Chart and figure data
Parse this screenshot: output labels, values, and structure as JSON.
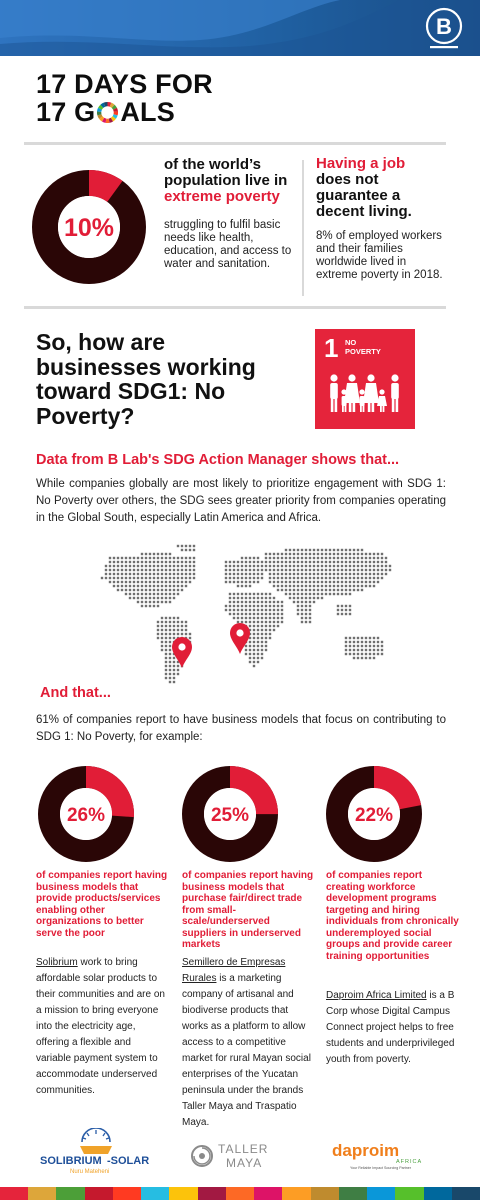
{
  "brand": {
    "bcorp_mark": "B",
    "bcorp_reg": "®"
  },
  "headline": {
    "line1": "17 DAYS FOR",
    "line2_pre": "17 G",
    "line2_post": "ALS"
  },
  "stat_poverty": {
    "percent": "10%",
    "percent_value": 10,
    "lead_a": "of the world’s population live in ",
    "lead_red": "extreme poverty",
    "body": "struggling to fulfil basic needs like health, education, and access to water and sanitation."
  },
  "stat_job": {
    "lead_red": "Having a job",
    "lead_b": " does not guarantee a decent living.",
    "body": "8% of employed workers and their families worldwide lived in extreme poverty in 2018."
  },
  "question": "So, how are businesses working toward SDG1: No Poverty?",
  "sdg_tile": {
    "number": "1",
    "label_1": "NO",
    "label_2": "POVERTY"
  },
  "section_title": "Data from B Lab's SDG Action Manager shows that...",
  "paragraph_1": "While companies globally are most likely to prioritize engagement with SDG 1: No Poverty over others, the SDG sees greater priority from companies operating in the Global South, especially Latin America and Africa.",
  "and_that": "And that...",
  "paragraph_2": "61% of companies report to have business models that focus on contributing to SDG 1: No Poverty, for example:",
  "columns": [
    {
      "percent": "26%",
      "percent_value": 26,
      "lead": "of companies report having business models that provide products/services enabling other organizations to better serve the poor",
      "company": "Solibrium",
      "body": " work to bring affordable solar products to their communities and are on a mission to bring everyone into the electricity age, offering a flexible and variable payment system to accommodate underserved communities."
    },
    {
      "percent": "25%",
      "percent_value": 25,
      "lead": "of companies report having business models that purchase fair/direct trade from small-scale/underserved suppliers in underserved markets",
      "company": "Semillero de Empresas Rurales",
      "body": " is a marketing company of artisanal and biodiverse products that works as a platform to allow access to a competitive market for rural Mayan social enterprises of the Yucatan peninsula under the brands Taller Maya and Traspatio Maya."
    },
    {
      "percent": "22%",
      "percent_value": 22,
      "lead": "of companies report creating workforce development programs targeting and hiring individuals from chronically underemployed social groups and provide career training opportunities",
      "company": "Daproim Africa Limited",
      "body": " is a B Corp whose Digital Campus Connect project helps to free students and underprivileged youth from poverty."
    }
  ],
  "logos": {
    "solibrium_1": "SOLIBRIUM",
    "solibrium_2": "-SOLAR",
    "solibrium_tag": "Nuru Mateheni",
    "taller_1": "TALLER",
    "taller_2": "MAYA",
    "daproim": "daproim",
    "daproim_sub": "AFRICA",
    "daproim_tag": "Your Reliable Impact Sourcing Partner"
  },
  "colors": {
    "red": "#e11d37",
    "donut_dark": "#2a0606",
    "band_blue": "#1f5fa0",
    "sdg_red": "#e5243b"
  },
  "sdg_strip": [
    "#e5243b",
    "#dda63a",
    "#4c9f38",
    "#c5192d",
    "#ff3a21",
    "#26bde2",
    "#fcc30b",
    "#a21942",
    "#fd6925",
    "#dd1367",
    "#fd9d24",
    "#bf8b2e",
    "#3f7e44",
    "#0a97d9",
    "#56c02b",
    "#00689d",
    "#19486a"
  ]
}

▸ **YOUR GOAL**
In the material above, find the lines that contain "extreme" and show them.

▸ **RESULT OF THIS TASK**
    "lead_red": "extreme poverty",
    "body": "8% of employed workers and their families worldwide lived in extreme poverty in 2018."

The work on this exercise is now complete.